[SHORT EXERCISE] Leave out the pictures and restate the rest of the data exactly.

[WORKING DATA]
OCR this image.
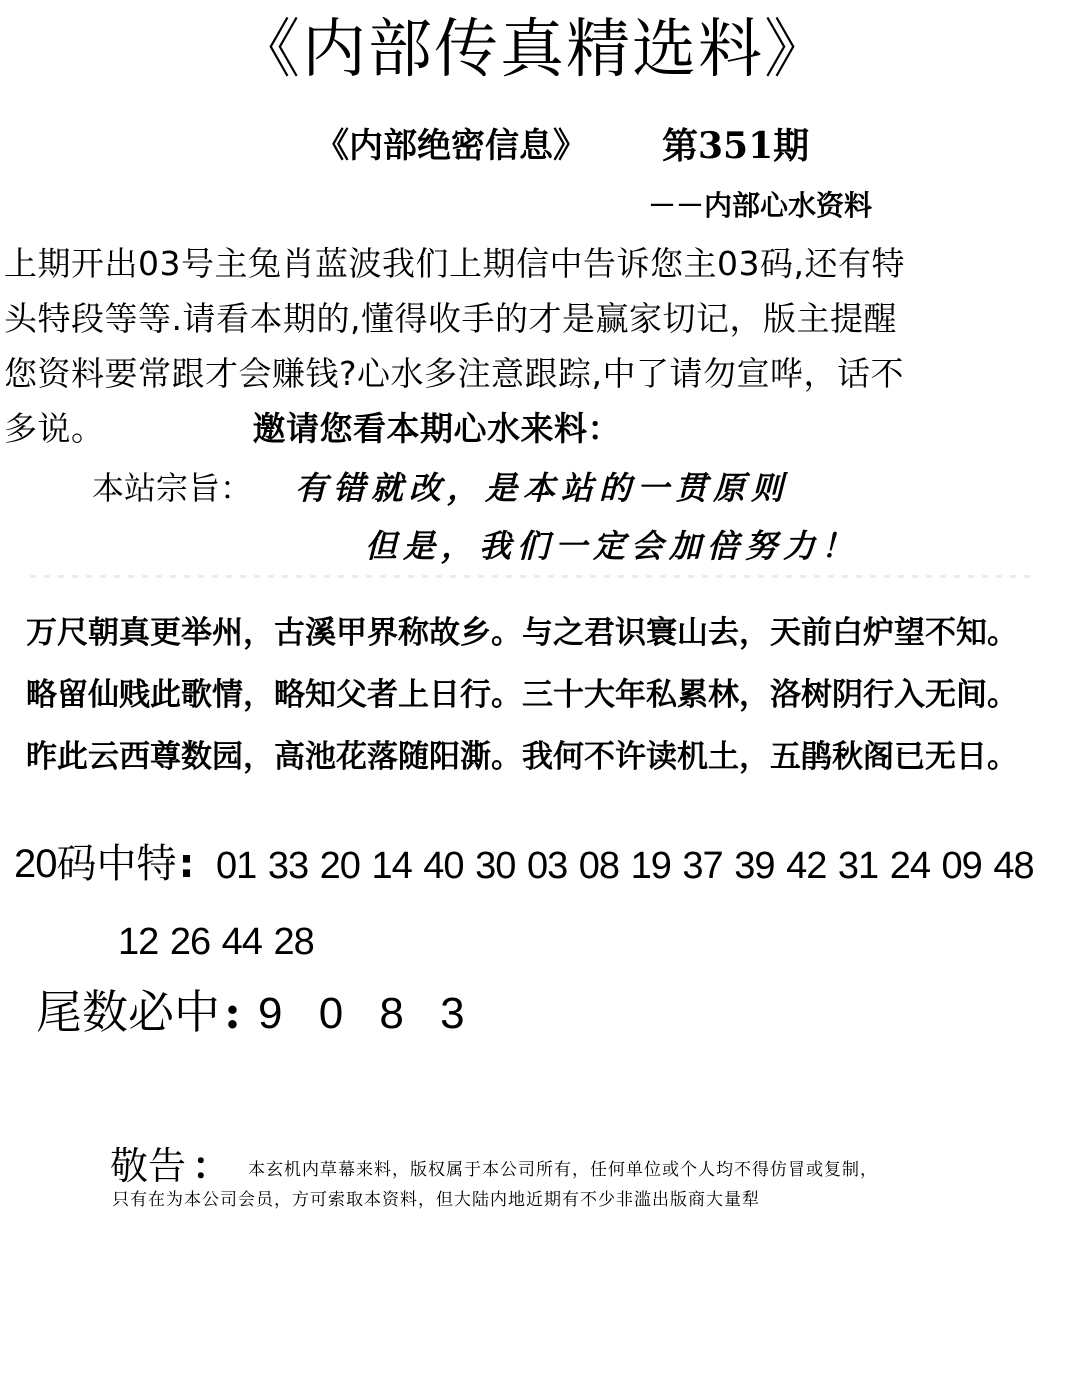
《内部传真精选料》
《内部绝密信息》 第351期
－－内部心水资料
上期开出03号主兔肖蓝波我们上期信中告诉您主03码,还有特
头特段等等.请看本期的,懂得收手的才是赢家切记，版主提醒
您资料要常跟才会赚钱?心水多注意跟踪,中了请勿宣哗，话不
多说。	邀请您看本期心水来料：
本站宗旨： 有错就改，是本站的一贯原则
但是，我们一定会加倍努力！
万尺朝真更举州，古溪甲界称故乡。与之君识寰山去，天前白炉望不知。
略留仙贱此歌情，略知父者上日行。三十大年私累林，洛树阴行入无间。
昨此云西尊数园，高池花落随阳澌。我何不许读机土，五鹃秋阁已无日。
20码中特: 01 33 20 14 40 30 03 08 19 37 39 42 31 24 09 48
12 26 44 28
尾数必中: 9 0 8 3
敬告 ： 本玄机内草幕来料，版权属于本公司所有，任何单位或个人均不得仿冒或复制，
只有在为本公司会员，方可索取本资料，但大陆内地近期有不少非滥出版商大量犁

[FINISHED EXERCISE]
OCR this image.
《内部传真精选料》
《内部绝密信息》 第351期
－－内部心水资料
上期开出03号主兔肖蓝波我们上期信中告诉您主03码,还有特
头特段等等.请看本期的,懂得收手的才是赢家切记，版主提醒
您资料要常跟才会赚钱?心水多注意跟踪,中了请勿宣哗，话不
多说。	邀请您看本期心水来料：
本站宗旨： 有错就改，是本站的一贯原则
但是，我们一定会加倍努力！
万尺朝真更举州，古溪甲界称故乡。与之君识寰山去，天前白炉望不知。
略留仙贱此歌情，略知父者上日行。三十大年私累林，洛树阴行入无间。
昨此云西尊数园，高池花落随阳澌。我何不许读机土，五鹃秋阁已无日。
20码中特: 01 33 20 14 40 30 03 08 19 37 39 42 31 24 09 48
12 26 44 28
尾数必中: 9 0 8 3
敬告 ： 本玄机内草幕来料，版权属于本公司所有，任何单位或个人均不得仿冒或复制，
只有在为本公司会员，方可索取本资料，但大陆内地近期有不少非滥出版商大量犁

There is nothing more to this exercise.